Supplied data —

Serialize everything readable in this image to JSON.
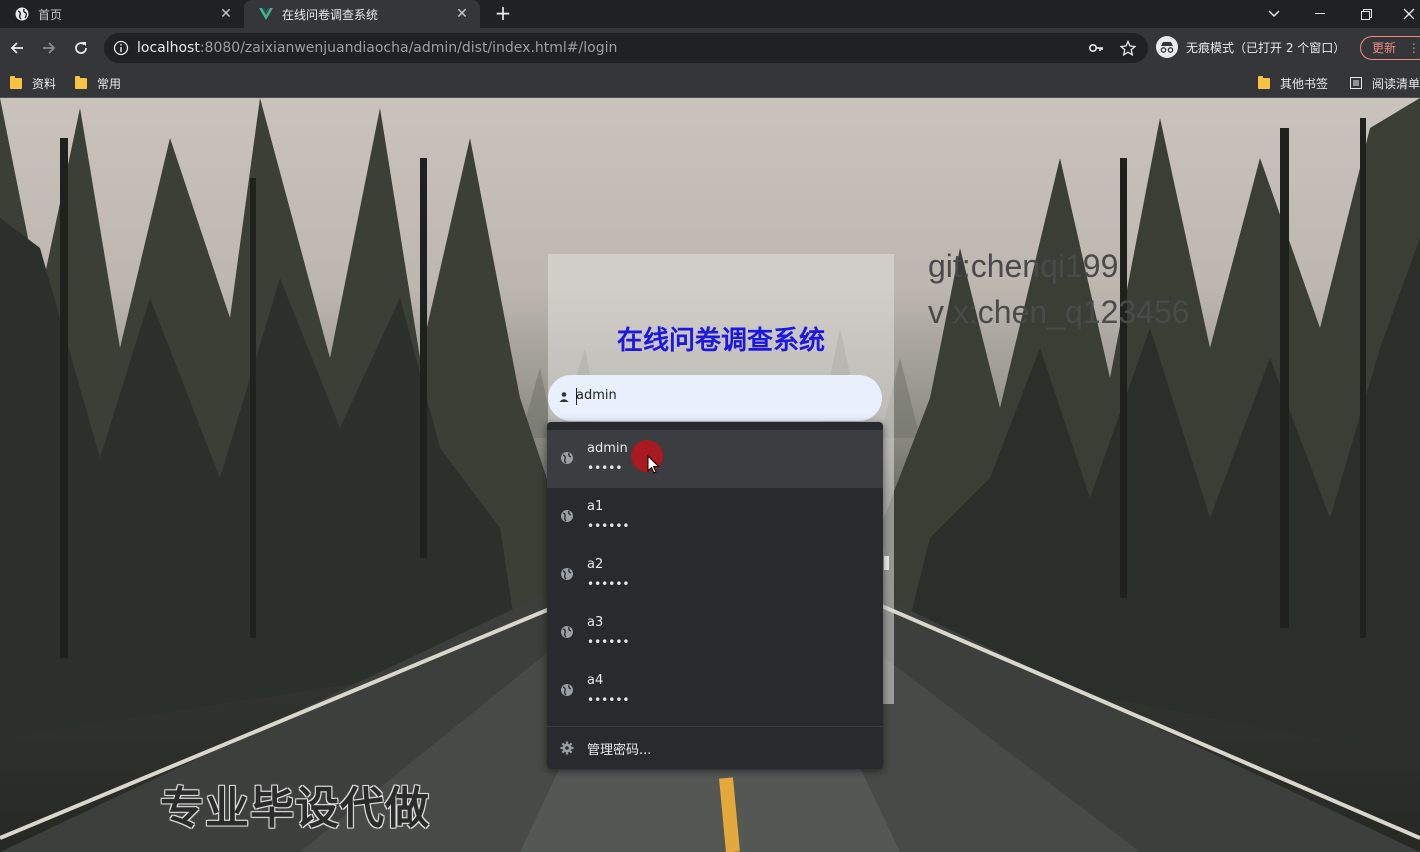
{
  "browser": {
    "tabs": [
      {
        "title": "首页",
        "icon": "globe-icon",
        "active": false
      },
      {
        "title": "在线问卷调查系统",
        "icon": "vue-logo-icon",
        "active": true
      }
    ],
    "new_tab_label": "+",
    "address": {
      "host": "localhost",
      "rest": ":8080/zaixianwenjuandiaocha/admin/dist/index.html#/login"
    },
    "incognito_label": "无痕模式（已打开 2 个窗口）",
    "update_label": "更新",
    "bookmarks": [
      {
        "label": "资料",
        "icon": "folder-icon"
      },
      {
        "label": "常用",
        "icon": "folder-icon"
      }
    ],
    "bookmarks_right": [
      {
        "label": "其他书签",
        "icon": "folder-icon"
      },
      {
        "label": "阅读清单",
        "icon": "reading-list-icon"
      }
    ]
  },
  "page": {
    "watermark_line1": "git:chenqi199",
    "watermark_line2": "v x:chen_q123456",
    "promo_text": "专业毕设代做",
    "login": {
      "title": "在线问卷调查系统",
      "username_value": "admin"
    }
  },
  "autofill": {
    "items": [
      {
        "username": "admin",
        "password_mask": "•••••",
        "highlighted": true
      },
      {
        "username": "a1",
        "password_mask": "••••••",
        "highlighted": false
      },
      {
        "username": "a2",
        "password_mask": "••••••",
        "highlighted": false
      },
      {
        "username": "a3",
        "password_mask": "••••••",
        "highlighted": false
      },
      {
        "username": "a4",
        "password_mask": "••••••",
        "highlighted": false
      }
    ],
    "manage_label": "管理密码..."
  },
  "colors": {
    "title_blue": "#1d18e0",
    "input_bg": "#e8f0fe",
    "dropdown_bg": "#292a2d",
    "click_indicator": "#b3161c",
    "update_red": "#f28b82"
  }
}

What is being asked — Restate every record exactly, please; do not copy the pictures.

Result of this task —
Serialize everything readable in this image to JSON.
{
  "browser": {
    "tabs": [
      {
        "title": "首页",
        "icon": "globe-icon",
        "active": false
      },
      {
        "title": "在线问卷调查系统",
        "icon": "vue-logo-icon",
        "active": true
      }
    ],
    "new_tab_label": "+",
    "address": {
      "host": "localhost",
      "rest": ":8080/zaixianwenjuandiaocha/admin/dist/index.html#/login"
    },
    "incognito_label": "无痕模式（已打开 2 个窗口）",
    "update_label": "更新",
    "bookmarks": [
      {
        "label": "资料",
        "icon": "folder-icon"
      },
      {
        "label": "常用",
        "icon": "folder-icon"
      }
    ],
    "bookmarks_right": [
      {
        "label": "其他书签",
        "icon": "folder-icon"
      },
      {
        "label": "阅读清单",
        "icon": "reading-list-icon"
      }
    ]
  },
  "page": {
    "watermark_line1": "git:chenqi199",
    "watermark_line2": "v x:chen_q123456",
    "promo_text": "专业毕设代做",
    "login": {
      "title": "在线问卷调查系统",
      "username_value": "admin"
    }
  },
  "autofill": {
    "items": [
      {
        "username": "admin",
        "password_mask": "•••••",
        "highlighted": true
      },
      {
        "username": "a1",
        "password_mask": "••••••",
        "highlighted": false
      },
      {
        "username": "a2",
        "password_mask": "••••••",
        "highlighted": false
      },
      {
        "username": "a3",
        "password_mask": "••••••",
        "highlighted": false
      },
      {
        "username": "a4",
        "password_mask": "••••••",
        "highlighted": false
      }
    ],
    "manage_label": "管理密码..."
  },
  "colors": {
    "title_blue": "#1d18e0",
    "input_bg": "#e8f0fe",
    "dropdown_bg": "#292a2d",
    "click_indicator": "#b3161c",
    "update_red": "#f28b82"
  }
}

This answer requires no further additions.